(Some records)
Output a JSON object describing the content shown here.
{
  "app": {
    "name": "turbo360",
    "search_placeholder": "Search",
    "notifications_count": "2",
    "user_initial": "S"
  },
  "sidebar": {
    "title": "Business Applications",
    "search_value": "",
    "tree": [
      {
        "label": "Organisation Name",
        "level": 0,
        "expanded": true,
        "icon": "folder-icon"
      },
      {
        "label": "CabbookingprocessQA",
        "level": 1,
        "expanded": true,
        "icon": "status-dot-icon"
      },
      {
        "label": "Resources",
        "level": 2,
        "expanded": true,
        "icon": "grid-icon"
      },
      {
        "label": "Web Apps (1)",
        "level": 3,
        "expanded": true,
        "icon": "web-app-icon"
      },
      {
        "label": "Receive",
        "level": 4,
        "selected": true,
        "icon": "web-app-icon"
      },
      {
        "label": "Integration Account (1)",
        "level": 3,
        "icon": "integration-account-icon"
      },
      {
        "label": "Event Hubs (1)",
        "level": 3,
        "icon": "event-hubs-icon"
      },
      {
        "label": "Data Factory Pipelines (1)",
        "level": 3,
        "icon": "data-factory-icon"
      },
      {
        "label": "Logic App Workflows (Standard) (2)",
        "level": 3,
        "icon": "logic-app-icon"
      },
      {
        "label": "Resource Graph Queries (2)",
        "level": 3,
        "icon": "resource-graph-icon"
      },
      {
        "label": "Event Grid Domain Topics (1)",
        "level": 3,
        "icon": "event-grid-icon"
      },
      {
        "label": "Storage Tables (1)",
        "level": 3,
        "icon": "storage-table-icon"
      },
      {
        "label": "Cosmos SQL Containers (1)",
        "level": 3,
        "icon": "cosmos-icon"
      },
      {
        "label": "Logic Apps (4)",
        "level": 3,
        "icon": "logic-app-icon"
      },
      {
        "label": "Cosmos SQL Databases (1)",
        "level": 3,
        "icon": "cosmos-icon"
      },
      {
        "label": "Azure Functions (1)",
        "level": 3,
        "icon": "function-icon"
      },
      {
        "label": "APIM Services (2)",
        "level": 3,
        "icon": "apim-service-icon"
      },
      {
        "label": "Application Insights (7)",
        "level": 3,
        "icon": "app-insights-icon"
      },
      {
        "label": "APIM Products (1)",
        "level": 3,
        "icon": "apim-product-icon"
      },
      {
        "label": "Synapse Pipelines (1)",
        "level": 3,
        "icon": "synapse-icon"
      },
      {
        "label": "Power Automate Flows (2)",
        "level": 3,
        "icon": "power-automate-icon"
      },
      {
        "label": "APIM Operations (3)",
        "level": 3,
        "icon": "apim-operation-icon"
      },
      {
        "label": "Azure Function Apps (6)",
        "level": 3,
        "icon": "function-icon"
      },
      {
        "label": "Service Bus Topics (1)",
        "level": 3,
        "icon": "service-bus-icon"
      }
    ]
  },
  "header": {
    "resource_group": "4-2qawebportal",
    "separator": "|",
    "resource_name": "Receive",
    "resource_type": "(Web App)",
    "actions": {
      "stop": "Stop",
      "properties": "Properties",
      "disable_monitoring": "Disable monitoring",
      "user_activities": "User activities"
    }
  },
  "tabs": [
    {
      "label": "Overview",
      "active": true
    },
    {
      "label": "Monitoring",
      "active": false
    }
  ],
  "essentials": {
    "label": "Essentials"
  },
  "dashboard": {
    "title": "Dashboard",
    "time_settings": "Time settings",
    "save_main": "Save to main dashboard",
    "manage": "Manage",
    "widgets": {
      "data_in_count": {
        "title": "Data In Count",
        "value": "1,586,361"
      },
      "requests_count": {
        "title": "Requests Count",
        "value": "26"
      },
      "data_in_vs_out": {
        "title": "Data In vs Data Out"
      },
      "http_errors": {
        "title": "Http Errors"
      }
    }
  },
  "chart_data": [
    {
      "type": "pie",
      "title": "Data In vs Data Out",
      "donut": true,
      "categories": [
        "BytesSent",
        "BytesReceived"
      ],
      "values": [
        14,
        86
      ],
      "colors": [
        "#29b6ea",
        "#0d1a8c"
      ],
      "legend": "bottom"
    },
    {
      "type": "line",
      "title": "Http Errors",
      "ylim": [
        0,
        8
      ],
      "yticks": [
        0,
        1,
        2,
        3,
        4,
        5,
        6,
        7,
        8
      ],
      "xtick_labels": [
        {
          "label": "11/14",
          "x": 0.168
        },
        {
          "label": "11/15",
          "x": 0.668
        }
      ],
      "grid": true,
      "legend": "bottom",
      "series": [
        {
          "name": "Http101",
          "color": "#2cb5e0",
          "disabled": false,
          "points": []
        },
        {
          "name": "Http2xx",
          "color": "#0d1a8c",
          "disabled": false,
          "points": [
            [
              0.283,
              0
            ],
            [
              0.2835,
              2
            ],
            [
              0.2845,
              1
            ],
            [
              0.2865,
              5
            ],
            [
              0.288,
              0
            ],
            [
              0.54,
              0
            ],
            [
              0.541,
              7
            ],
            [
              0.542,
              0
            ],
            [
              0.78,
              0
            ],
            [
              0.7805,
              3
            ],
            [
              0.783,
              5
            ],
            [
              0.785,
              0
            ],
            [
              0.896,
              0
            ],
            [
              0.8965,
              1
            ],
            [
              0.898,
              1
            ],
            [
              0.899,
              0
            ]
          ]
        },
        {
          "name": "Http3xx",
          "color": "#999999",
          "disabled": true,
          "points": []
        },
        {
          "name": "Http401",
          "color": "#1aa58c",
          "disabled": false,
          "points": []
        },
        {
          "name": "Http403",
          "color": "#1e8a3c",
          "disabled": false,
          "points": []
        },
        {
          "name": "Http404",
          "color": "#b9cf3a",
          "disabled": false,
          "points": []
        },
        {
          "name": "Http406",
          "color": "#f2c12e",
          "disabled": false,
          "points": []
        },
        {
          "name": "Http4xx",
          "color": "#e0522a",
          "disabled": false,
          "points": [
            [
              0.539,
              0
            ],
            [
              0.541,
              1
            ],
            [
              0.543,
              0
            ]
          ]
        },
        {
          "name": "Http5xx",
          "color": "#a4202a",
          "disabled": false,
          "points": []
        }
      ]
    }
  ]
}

Given instruction>
Nothing should be left out: return all of the records exactly.

Result of this exercise>
Output a JSON object describing the content shown here.
{
  "app": {
    "name": "turbo360",
    "search_placeholder": "Search",
    "notifications_count": "2",
    "user_initial": "S"
  },
  "sidebar": {
    "title": "Business Applications",
    "search_value": "",
    "tree": [
      {
        "label": "Organisation Name",
        "level": 0,
        "expanded": true,
        "icon": "folder-icon"
      },
      {
        "label": "CabbookingprocessQA",
        "level": 1,
        "expanded": true,
        "icon": "status-dot-icon"
      },
      {
        "label": "Resources",
        "level": 2,
        "expanded": true,
        "icon": "grid-icon"
      },
      {
        "label": "Web Apps (1)",
        "level": 3,
        "expanded": true,
        "icon": "web-app-icon"
      },
      {
        "label": "Receive",
        "level": 4,
        "selected": true,
        "icon": "web-app-icon"
      },
      {
        "label": "Integration Account (1)",
        "level": 3,
        "icon": "integration-account-icon"
      },
      {
        "label": "Event Hubs (1)",
        "level": 3,
        "icon": "event-hubs-icon"
      },
      {
        "label": "Data Factory Pipelines (1)",
        "level": 3,
        "icon": "data-factory-icon"
      },
      {
        "label": "Logic App Workflows (Standard) (2)",
        "level": 3,
        "icon": "logic-app-icon"
      },
      {
        "label": "Resource Graph Queries (2)",
        "level": 3,
        "icon": "resource-graph-icon"
      },
      {
        "label": "Event Grid Domain Topics (1)",
        "level": 3,
        "icon": "event-grid-icon"
      },
      {
        "label": "Storage Tables (1)",
        "level": 3,
        "icon": "storage-table-icon"
      },
      {
        "label": "Cosmos SQL Containers (1)",
        "level": 3,
        "icon": "cosmos-icon"
      },
      {
        "label": "Logic Apps (4)",
        "level": 3,
        "icon": "logic-app-icon"
      },
      {
        "label": "Cosmos SQL Databases (1)",
        "level": 3,
        "icon": "cosmos-icon"
      },
      {
        "label": "Azure Functions (1)",
        "level": 3,
        "icon": "function-icon"
      },
      {
        "label": "APIM Services (2)",
        "level": 3,
        "icon": "apim-service-icon"
      },
      {
        "label": "Application Insights (7)",
        "level": 3,
        "icon": "app-insights-icon"
      },
      {
        "label": "APIM Products (1)",
        "level": 3,
        "icon": "apim-product-icon"
      },
      {
        "label": "Synapse Pipelines (1)",
        "level": 3,
        "icon": "synapse-icon"
      },
      {
        "label": "Power Automate Flows (2)",
        "level": 3,
        "icon": "power-automate-icon"
      },
      {
        "label": "APIM Operations (3)",
        "level": 3,
        "icon": "apim-operation-icon"
      },
      {
        "label": "Azure Function Apps (6)",
        "level": 3,
        "icon": "function-icon"
      },
      {
        "label": "Service Bus Topics (1)",
        "level": 3,
        "icon": "service-bus-icon"
      }
    ]
  },
  "header": {
    "resource_group": "4-2qawebportal",
    "separator": "|",
    "resource_name": "Receive",
    "resource_type": "(Web App)",
    "actions": {
      "stop": "Stop",
      "properties": "Properties",
      "disable_monitoring": "Disable monitoring",
      "user_activities": "User activities"
    }
  },
  "tabs": [
    {
      "label": "Overview",
      "active": true
    },
    {
      "label": "Monitoring",
      "active": false
    }
  ],
  "essentials": {
    "label": "Essentials"
  },
  "dashboard": {
    "title": "Dashboard",
    "time_settings": "Time settings",
    "save_main": "Save to main dashboard",
    "manage": "Manage",
    "widgets": {
      "data_in_count": {
        "title": "Data In Count",
        "value": "1,586,361"
      },
      "requests_count": {
        "title": "Requests Count",
        "value": "26"
      },
      "data_in_vs_out": {
        "title": "Data In vs Data Out"
      },
      "http_errors": {
        "title": "Http Errors"
      }
    }
  },
  "chart_data": [
    {
      "type": "pie",
      "title": "Data In vs Data Out",
      "donut": true,
      "categories": [
        "BytesSent",
        "BytesReceived"
      ],
      "values": [
        14,
        86
      ],
      "colors": [
        "#29b6ea",
        "#0d1a8c"
      ],
      "legend": "bottom"
    },
    {
      "type": "line",
      "title": "Http Errors",
      "ylim": [
        0,
        8
      ],
      "yticks": [
        0,
        1,
        2,
        3,
        4,
        5,
        6,
        7,
        8
      ],
      "xtick_labels": [
        {
          "label": "11/14",
          "x": 0.168
        },
        {
          "label": "11/15",
          "x": 0.668
        }
      ],
      "grid": true,
      "legend": "bottom",
      "series": [
        {
          "name": "Http101",
          "color": "#2cb5e0",
          "disabled": false,
          "points": []
        },
        {
          "name": "Http2xx",
          "color": "#0d1a8c",
          "disabled": false,
          "points": [
            [
              0.283,
              0
            ],
            [
              0.2835,
              2
            ],
            [
              0.2845,
              1
            ],
            [
              0.2865,
              5
            ],
            [
              0.288,
              0
            ],
            [
              0.54,
              0
            ],
            [
              0.541,
              7
            ],
            [
              0.542,
              0
            ],
            [
              0.78,
              0
            ],
            [
              0.7805,
              3
            ],
            [
              0.783,
              5
            ],
            [
              0.785,
              0
            ],
            [
              0.896,
              0
            ],
            [
              0.8965,
              1
            ],
            [
              0.898,
              1
            ],
            [
              0.899,
              0
            ]
          ]
        },
        {
          "name": "Http3xx",
          "color": "#999999",
          "disabled": true,
          "points": []
        },
        {
          "name": "Http401",
          "color": "#1aa58c",
          "disabled": false,
          "points": []
        },
        {
          "name": "Http403",
          "color": "#1e8a3c",
          "disabled": false,
          "points": []
        },
        {
          "name": "Http404",
          "color": "#b9cf3a",
          "disabled": false,
          "points": []
        },
        {
          "name": "Http406",
          "color": "#f2c12e",
          "disabled": false,
          "points": []
        },
        {
          "name": "Http4xx",
          "color": "#e0522a",
          "disabled": false,
          "points": [
            [
              0.539,
              0
            ],
            [
              0.541,
              1
            ],
            [
              0.543,
              0
            ]
          ]
        },
        {
          "name": "Http5xx",
          "color": "#a4202a",
          "disabled": false,
          "points": []
        }
      ]
    }
  ]
}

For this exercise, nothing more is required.